** Your task **
Comb through the entries for "esetén" and pull out each line that holds it.

(Data entries)
— START —
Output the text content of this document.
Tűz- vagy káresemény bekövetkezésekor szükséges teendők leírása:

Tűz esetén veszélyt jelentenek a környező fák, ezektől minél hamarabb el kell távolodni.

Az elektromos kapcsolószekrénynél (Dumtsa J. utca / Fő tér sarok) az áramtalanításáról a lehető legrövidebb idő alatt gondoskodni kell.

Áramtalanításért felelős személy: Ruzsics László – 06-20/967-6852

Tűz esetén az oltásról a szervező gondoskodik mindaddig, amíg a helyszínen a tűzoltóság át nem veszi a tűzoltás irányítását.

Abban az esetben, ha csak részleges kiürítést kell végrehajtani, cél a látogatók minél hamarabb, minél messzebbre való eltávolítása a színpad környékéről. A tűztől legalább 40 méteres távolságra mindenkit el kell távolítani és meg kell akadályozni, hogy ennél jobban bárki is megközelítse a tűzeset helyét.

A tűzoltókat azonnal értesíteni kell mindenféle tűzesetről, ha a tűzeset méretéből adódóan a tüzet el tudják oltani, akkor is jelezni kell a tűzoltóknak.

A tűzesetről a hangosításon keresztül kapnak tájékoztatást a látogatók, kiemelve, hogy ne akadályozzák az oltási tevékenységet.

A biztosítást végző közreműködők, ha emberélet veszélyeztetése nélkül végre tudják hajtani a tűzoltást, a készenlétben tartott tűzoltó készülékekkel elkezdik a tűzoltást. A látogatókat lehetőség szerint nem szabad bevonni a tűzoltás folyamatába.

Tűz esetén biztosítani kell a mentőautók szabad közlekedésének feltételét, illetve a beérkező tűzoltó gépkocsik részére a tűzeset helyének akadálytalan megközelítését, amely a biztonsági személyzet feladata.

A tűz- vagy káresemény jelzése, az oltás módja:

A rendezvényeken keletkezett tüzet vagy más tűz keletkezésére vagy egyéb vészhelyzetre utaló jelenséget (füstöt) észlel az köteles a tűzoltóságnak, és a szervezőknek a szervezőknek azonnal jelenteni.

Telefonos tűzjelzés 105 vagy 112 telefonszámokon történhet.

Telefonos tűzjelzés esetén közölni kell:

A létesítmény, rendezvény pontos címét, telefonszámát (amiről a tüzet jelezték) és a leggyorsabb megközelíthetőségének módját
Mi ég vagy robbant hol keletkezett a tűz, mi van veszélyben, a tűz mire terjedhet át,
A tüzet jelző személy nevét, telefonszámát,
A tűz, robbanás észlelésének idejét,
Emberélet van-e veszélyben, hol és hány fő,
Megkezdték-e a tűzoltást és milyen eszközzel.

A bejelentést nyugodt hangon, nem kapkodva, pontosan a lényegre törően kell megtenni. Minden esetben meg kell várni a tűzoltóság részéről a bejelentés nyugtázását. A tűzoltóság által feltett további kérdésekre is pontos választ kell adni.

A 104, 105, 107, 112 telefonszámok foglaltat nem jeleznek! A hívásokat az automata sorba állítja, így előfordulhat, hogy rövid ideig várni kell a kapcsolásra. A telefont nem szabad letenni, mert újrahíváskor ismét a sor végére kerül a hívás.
— END —
** Solution to this exercise **
Tűz esetén veszélyt jelentenek a környező fák, ezektől minél hamarabb el kell távolodni.
Tűz esetén az oltásról a szervező gondoskodik mindaddig, amíg a helyszínen a tűzoltóság át nem veszi a tűzoltás irányítását.
Tűz esetén biztosítani kell a mentőautók szabad közlekedésének feltételét, illetve a beérkező tűzoltó gépkocsik részére a tűzeset helyének akadálytalan megközelítését, amely a biztonsági személyzet feladata.
Telefonos tűzjelzés esetén közölni kell:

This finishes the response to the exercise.